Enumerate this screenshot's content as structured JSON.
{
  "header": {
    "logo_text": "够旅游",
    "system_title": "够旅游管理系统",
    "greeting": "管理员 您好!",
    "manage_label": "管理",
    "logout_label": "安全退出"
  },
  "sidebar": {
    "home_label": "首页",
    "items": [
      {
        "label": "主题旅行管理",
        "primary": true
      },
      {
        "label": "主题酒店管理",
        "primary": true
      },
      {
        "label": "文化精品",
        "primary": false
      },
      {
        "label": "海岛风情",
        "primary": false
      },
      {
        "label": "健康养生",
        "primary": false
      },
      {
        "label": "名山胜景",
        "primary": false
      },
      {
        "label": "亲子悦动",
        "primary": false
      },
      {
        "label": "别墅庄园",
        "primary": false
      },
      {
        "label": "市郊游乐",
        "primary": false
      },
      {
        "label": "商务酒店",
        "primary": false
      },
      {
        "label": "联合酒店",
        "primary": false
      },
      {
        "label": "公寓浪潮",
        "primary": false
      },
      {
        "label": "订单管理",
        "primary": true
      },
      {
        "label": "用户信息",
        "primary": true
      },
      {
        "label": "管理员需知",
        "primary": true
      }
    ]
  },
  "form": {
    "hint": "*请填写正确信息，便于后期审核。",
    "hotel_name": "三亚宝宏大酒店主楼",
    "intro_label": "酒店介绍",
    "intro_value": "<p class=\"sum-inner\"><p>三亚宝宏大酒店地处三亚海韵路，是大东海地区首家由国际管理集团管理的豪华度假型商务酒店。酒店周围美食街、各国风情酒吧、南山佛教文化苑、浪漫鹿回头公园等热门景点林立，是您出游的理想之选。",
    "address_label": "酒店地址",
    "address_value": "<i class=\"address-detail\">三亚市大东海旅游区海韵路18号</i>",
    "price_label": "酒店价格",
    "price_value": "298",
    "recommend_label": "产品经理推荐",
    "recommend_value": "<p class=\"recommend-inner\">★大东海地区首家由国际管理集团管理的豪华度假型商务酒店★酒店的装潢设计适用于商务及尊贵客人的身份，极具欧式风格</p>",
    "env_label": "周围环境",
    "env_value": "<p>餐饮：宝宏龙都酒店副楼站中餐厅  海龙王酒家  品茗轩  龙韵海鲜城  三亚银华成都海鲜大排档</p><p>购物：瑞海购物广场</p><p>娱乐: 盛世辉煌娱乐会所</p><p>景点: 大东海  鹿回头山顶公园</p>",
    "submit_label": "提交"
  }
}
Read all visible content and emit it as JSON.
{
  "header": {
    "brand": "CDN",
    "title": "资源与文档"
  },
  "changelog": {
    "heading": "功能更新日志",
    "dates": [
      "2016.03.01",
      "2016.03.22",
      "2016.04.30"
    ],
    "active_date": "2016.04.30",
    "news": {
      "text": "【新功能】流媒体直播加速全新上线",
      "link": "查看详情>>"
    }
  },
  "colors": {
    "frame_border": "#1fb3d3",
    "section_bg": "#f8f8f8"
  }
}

◆ ◆ ◆ ◆ ◆

■ Aim of the exercise
Only lines with the word "class" should be collected from the material.

■ Task solution
    "intro_value": "<p class=\"sum-inner\"><p>三亚宝宏大酒店地处三亚海韵路，是大东海地区首家由国际管理集团管理的豪华度假型商务酒店。酒店周围美食街、各国风情酒吧、南山佛教文化苑、浪漫鹿回头公园等热门景点林立，是您出游的理想之选。",
    "address_value": "<i class=\"address-detail\">三亚市大东海旅游区海韵路18号</i>",
    "recommend_value": "<p class=\"recommend-inner\">★大东海地区首家由国际管理集团管理的豪华度假型商务酒店★酒店的装潢设计适用于商务及尊贵客人的身份，极具欧式风格</p>",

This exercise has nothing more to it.